Will you extract the entries word for word? Images should not appear in the copy.
◇ ◇ ◇ ◇ ◇
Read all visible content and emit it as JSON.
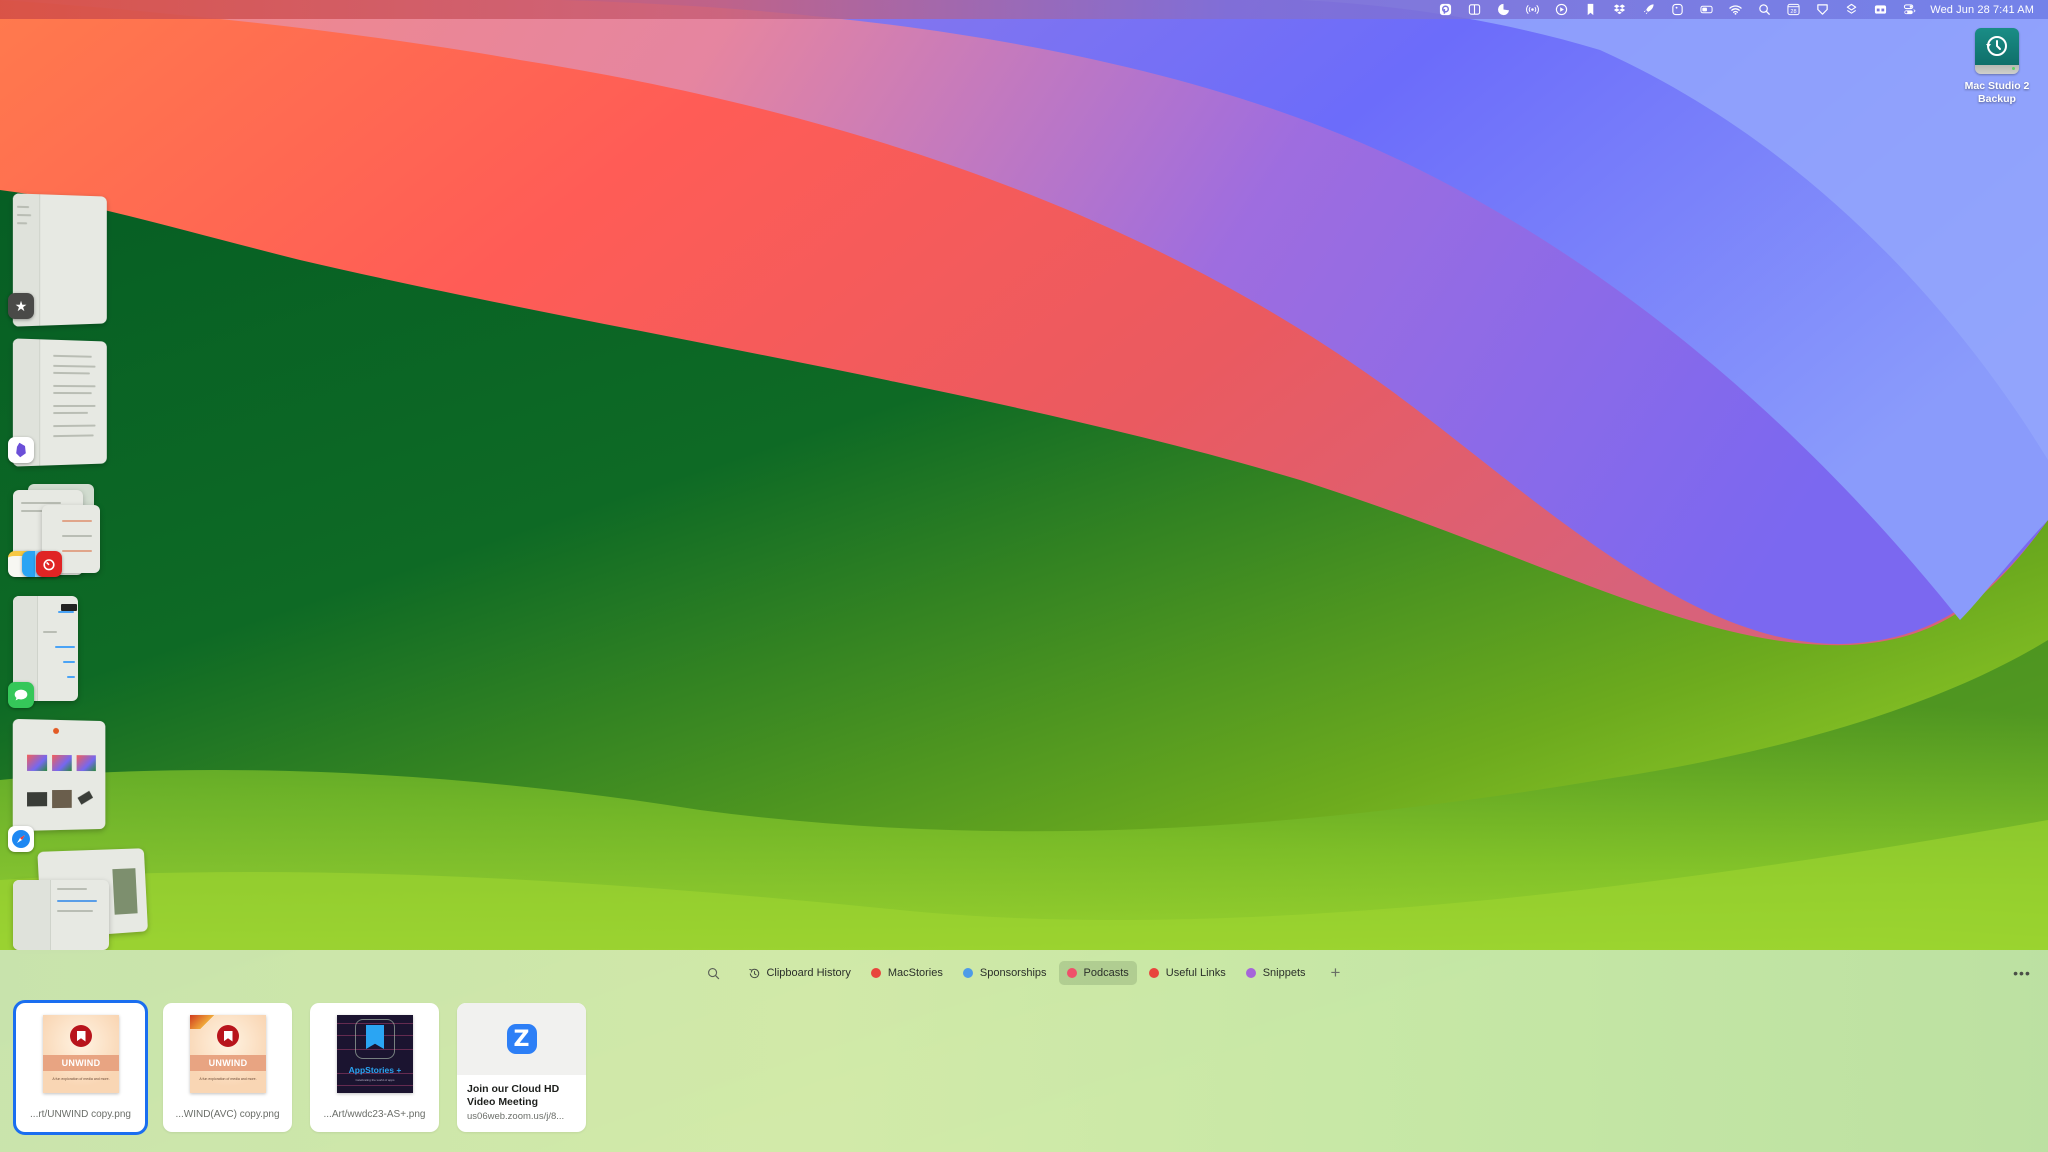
{
  "menubar": {
    "status_icons": [
      "pastebot-icon",
      "split-view-icon",
      "pac-icon",
      "broadcast-icon",
      "play-circle-icon",
      "bookmark-icon",
      "dropbox-icon",
      "rocket-icon",
      "timer-icon",
      "battery-toggle-icon",
      "wifi-icon",
      "spotlight-search-icon",
      "calendar-icon",
      "shortcut-icon",
      "stack-icon",
      "screen-icon",
      "control-center-icon"
    ],
    "calendar_day": "28",
    "clock": "Wed Jun 28  7:41 AM"
  },
  "desktop": {
    "icons": [
      {
        "label_line1": "Mac Studio 2",
        "label_line2": "Backup",
        "icon": "time-machine-drive-icon"
      }
    ]
  },
  "stage_manager": {
    "groups": [
      {
        "app": "reeder-icon",
        "badge_color": "#4a4a48"
      },
      {
        "app": "obsidian-icon",
        "badge_color": "#6b4fd8"
      },
      {
        "app": "notes-finder-timery-icon",
        "badge_color": "#e02424"
      },
      {
        "app": "messages-icon",
        "badge_color": "#35c759"
      },
      {
        "app": "safari-icon",
        "badge_color": "#1e88f2"
      },
      {
        "app": "mail-icon",
        "badge_color": "#3a8ef6"
      }
    ]
  },
  "clipboard": {
    "search_icon": "search-icon",
    "tabs": [
      {
        "label": "Clipboard History",
        "icon": "history-icon",
        "color": null,
        "active": false
      },
      {
        "label": "MacStories",
        "color": "#e8453c",
        "active": false
      },
      {
        "label": "Sponsorships",
        "color": "#4d9be8",
        "active": false
      },
      {
        "label": "Podcasts",
        "color": "#f0506a",
        "active": true
      },
      {
        "label": "Useful Links",
        "color": "#e8453c",
        "active": false
      },
      {
        "label": "Snippets",
        "color": "#a565d9",
        "active": false
      }
    ],
    "add_label": "+",
    "more_label": "•••",
    "items": [
      {
        "type": "image",
        "caption": "...rt/UNWIND copy.png",
        "art_title": "UNWIND",
        "art_tagline": "A fun exploration of media and more.",
        "selected": true
      },
      {
        "type": "image",
        "caption": "...WIND(AVC) copy.png",
        "art_title": "UNWIND",
        "art_tagline": "A fun exploration of media and more.",
        "selected": false
      },
      {
        "type": "image",
        "caption": "...Art/wwdc23-AS+.png",
        "art_title": "AppStories +",
        "art_tagline": "Celebrating the world of apps",
        "selected": false
      },
      {
        "type": "link",
        "title": "Join our Cloud HD Video Meeting",
        "url": "us06web.zoom.us/j/8...",
        "logo": "Z",
        "selected": false
      }
    ]
  }
}
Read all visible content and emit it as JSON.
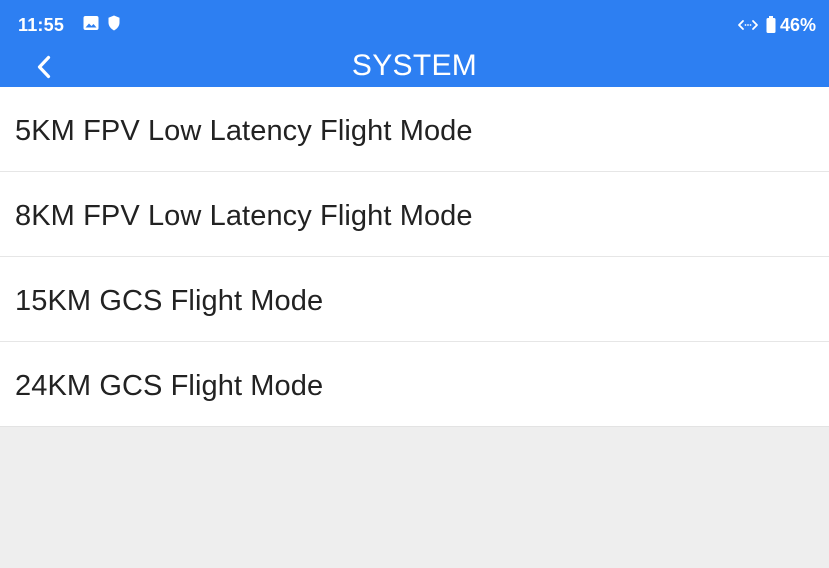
{
  "status_bar": {
    "time": "11:55",
    "battery": "46%",
    "icons": [
      "image-icon",
      "shield-icon",
      "network-icon",
      "battery-icon"
    ]
  },
  "header": {
    "title": "SYSTEM",
    "back_icon": "chevron-left-icon"
  },
  "colors": {
    "header_bg": "#2d7ff2",
    "list_bg": "#ffffff",
    "page_bg": "#eeeeee",
    "text": "#222222"
  },
  "modes": [
    {
      "label": "5KM FPV Low Latency Flight Mode"
    },
    {
      "label": "8KM FPV Low Latency Flight Mode"
    },
    {
      "label": "15KM GCS Flight Mode"
    },
    {
      "label": "24KM GCS Flight Mode"
    }
  ]
}
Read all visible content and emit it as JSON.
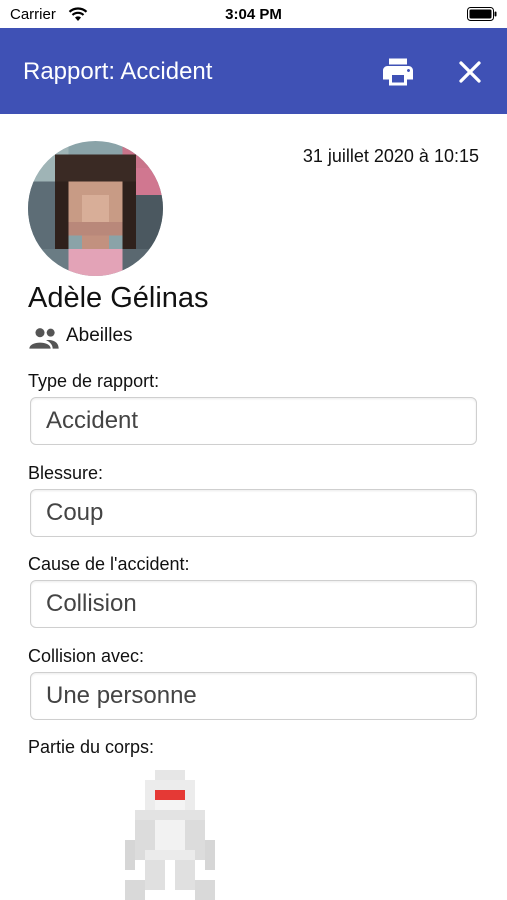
{
  "status_bar": {
    "carrier": "Carrier",
    "time": "3:04 PM"
  },
  "app_bar": {
    "title": "Rapport: Accident",
    "color": "#3f51b5",
    "icons": [
      "printer-icon",
      "close-icon"
    ]
  },
  "report": {
    "date": "31 juillet 2020 à 10:15",
    "person": {
      "name": "Adèle Gélinas",
      "group": "Abeilles"
    },
    "fields": [
      {
        "label": "Type de rapport:",
        "value": "Accident"
      },
      {
        "label": "Blessure:",
        "value": "Coup"
      },
      {
        "label": "Cause de l'accident:",
        "value": "Collision"
      },
      {
        "label": "Collision avec:",
        "value": "Une personne"
      }
    ],
    "body_part_label": "Partie du corps:",
    "highlight_color": "#e53935"
  }
}
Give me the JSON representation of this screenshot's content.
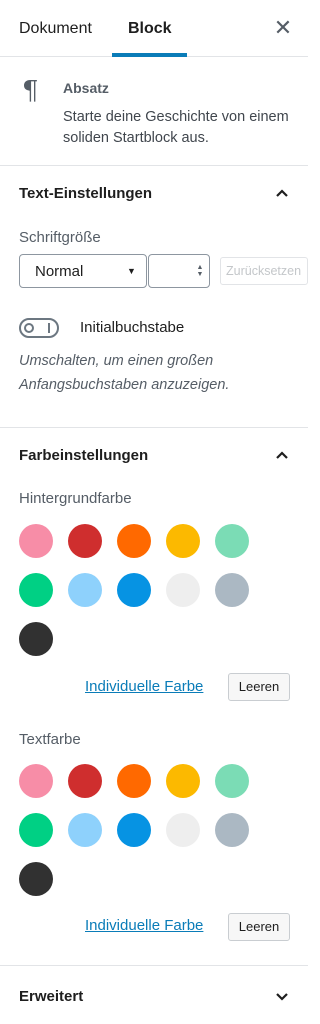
{
  "tabs": {
    "document": "Dokument",
    "block": "Block",
    "close_icon": "close-icon"
  },
  "block": {
    "icon": "paragraph-icon",
    "title": "Absatz",
    "description": "Starte deine Geschichte von einem soliden Startblock aus."
  },
  "text_settings": {
    "heading": "Text-Einstellungen",
    "font_size_label": "Schriftgröße",
    "font_size_value": "Normal",
    "custom_size_value": "",
    "reset_label": "Zurücksetzen",
    "drop_cap_label": "Initialbuchstabe",
    "drop_cap_enabled": false,
    "drop_cap_help": "Umschalten, um einen großen Anfangsbuchstaben anzuzeigen."
  },
  "color_settings": {
    "heading": "Farbeinstellungen",
    "background": {
      "label": "Hintergrundfarbe",
      "custom_link": "Individuelle Farbe",
      "clear_button": "Leeren"
    },
    "text": {
      "label": "Textfarbe",
      "custom_link": "Individuelle Farbe",
      "clear_button": "Leeren"
    },
    "palette": [
      "#f78da7",
      "#cf2e2e",
      "#ff6900",
      "#fcb900",
      "#7bdcb5",
      "#00d084",
      "#8ed1fc",
      "#0693e3",
      "#eeeeee",
      "#abb8c3",
      "#313131"
    ]
  },
  "advanced": {
    "heading": "Erweitert"
  },
  "colors": {
    "accent": "#0a7cb8"
  }
}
◇ ◇ ◇ ◇ ◇
* [The reply]
Read all visible content and emit it as JSON.
{
  "menubar": {
    "status_icons": [
      "pastebot-icon",
      "split-view-icon",
      "pac-icon",
      "broadcast-icon",
      "play-circle-icon",
      "bookmark-icon",
      "dropbox-icon",
      "rocket-icon",
      "timer-icon",
      "battery-toggle-icon",
      "wifi-icon",
      "spotlight-search-icon",
      "calendar-icon",
      "shortcut-icon",
      "stack-icon",
      "screen-icon",
      "control-center-icon"
    ],
    "calendar_day": "28",
    "clock": "Wed Jun 28  7:41 AM"
  },
  "desktop": {
    "icons": [
      {
        "label_line1": "Mac Studio 2",
        "label_line2": "Backup",
        "icon": "time-machine-drive-icon"
      }
    ]
  },
  "stage_manager": {
    "groups": [
      {
        "app": "reeder-icon",
        "badge_color": "#4a4a48"
      },
      {
        "app": "obsidian-icon",
        "badge_color": "#6b4fd8"
      },
      {
        "app": "notes-finder-timery-icon",
        "badge_color": "#e02424"
      },
      {
        "app": "messages-icon",
        "badge_color": "#35c759"
      },
      {
        "app": "safari-icon",
        "badge_color": "#1e88f2"
      },
      {
        "app": "mail-icon",
        "badge_color": "#3a8ef6"
      }
    ]
  },
  "clipboard": {
    "search_icon": "search-icon",
    "tabs": [
      {
        "label": "Clipboard History",
        "icon": "history-icon",
        "color": null,
        "active": false
      },
      {
        "label": "MacStories",
        "color": "#e8453c",
        "active": false
      },
      {
        "label": "Sponsorships",
        "color": "#4d9be8",
        "active": false
      },
      {
        "label": "Podcasts",
        "color": "#f0506a",
        "active": true
      },
      {
        "label": "Useful Links",
        "color": "#e8453c",
        "active": false
      },
      {
        "label": "Snippets",
        "color": "#a565d9",
        "active": false
      }
    ],
    "add_label": "+",
    "more_label": "•••",
    "items": [
      {
        "type": "image",
        "caption": "...rt/UNWIND copy.png",
        "art_title": "UNWIND",
        "art_tagline": "A fun exploration of media and more.",
        "selected": true
      },
      {
        "type": "image",
        "caption": "...WIND(AVC) copy.png",
        "art_title": "UNWIND",
        "art_tagline": "A fun exploration of media and more.",
        "selected": false
      },
      {
        "type": "image",
        "caption": "...Art/wwdc23-AS+.png",
        "art_title": "AppStories +",
        "art_tagline": "Celebrating the world of apps",
        "selected": false
      },
      {
        "type": "link",
        "title": "Join our Cloud HD Video Meeting",
        "url": "us06web.zoom.us/j/8...",
        "logo": "Z",
        "selected": false
      }
    ]
  }
}
Read all visible content and emit it as JSON.
{
  "status_bar": {
    "time": "11:55",
    "battery": "46%",
    "icons": [
      "image-icon",
      "shield-icon",
      "network-icon",
      "battery-icon"
    ]
  },
  "header": {
    "title": "SYSTEM",
    "back_icon": "chevron-left-icon"
  },
  "colors": {
    "header_bg": "#2d7ff2",
    "list_bg": "#ffffff",
    "page_bg": "#eeeeee",
    "text": "#222222"
  },
  "modes": [
    {
      "label": "5KM FPV Low Latency Flight Mode"
    },
    {
      "label": "8KM FPV Low Latency Flight Mode"
    },
    {
      "label": "15KM GCS Flight Mode"
    },
    {
      "label": "24KM GCS Flight Mode"
    }
  ]
}
Read all visible content and emit it as JSON.
{
  "status_bar": {
    "carrier": "Carrier",
    "time": "3:04 PM"
  },
  "app_bar": {
    "title": "Rapport: Accident",
    "color": "#3f51b5",
    "icons": [
      "printer-icon",
      "close-icon"
    ]
  },
  "report": {
    "date": "31 juillet 2020 à 10:15",
    "person": {
      "name": "Adèle Gélinas",
      "group": "Abeilles"
    },
    "fields": [
      {
        "label": "Type de rapport:",
        "value": "Accident"
      },
      {
        "label": "Blessure:",
        "value": "Coup"
      },
      {
        "label": "Cause de l'accident:",
        "value": "Collision"
      },
      {
        "label": "Collision avec:",
        "value": "Une personne"
      }
    ],
    "body_part_label": "Partie du corps:",
    "highlight_color": "#e53935"
  }
}
Give me the JSON representation of this screenshot's content.
{
  "tabs": {
    "document": "Dokument",
    "block": "Block",
    "close_icon": "close-icon"
  },
  "block": {
    "icon": "paragraph-icon",
    "title": "Absatz",
    "description": "Starte deine Geschichte von einem soliden Startblock aus."
  },
  "text_settings": {
    "heading": "Text-Einstellungen",
    "font_size_label": "Schriftgröße",
    "font_size_value": "Normal",
    "custom_size_value": "",
    "reset_label": "Zurücksetzen",
    "drop_cap_label": "Initialbuchstabe",
    "drop_cap_enabled": false,
    "drop_cap_help": "Umschalten, um einen großen Anfangsbuchstaben anzuzeigen."
  },
  "color_settings": {
    "heading": "Farbeinstellungen",
    "background": {
      "label": "Hintergrundfarbe",
      "custom_link": "Individuelle Farbe",
      "clear_button": "Leeren"
    },
    "text": {
      "label": "Textfarbe",
      "custom_link": "Individuelle Farbe",
      "clear_button": "Leeren"
    },
    "palette": [
      "#f78da7",
      "#cf2e2e",
      "#ff6900",
      "#fcb900",
      "#7bdcb5",
      "#00d084",
      "#8ed1fc",
      "#0693e3",
      "#eeeeee",
      "#abb8c3",
      "#313131"
    ]
  },
  "advanced": {
    "heading": "Erweitert"
  },
  "colors": {
    "accent": "#0a7cb8"
  }
}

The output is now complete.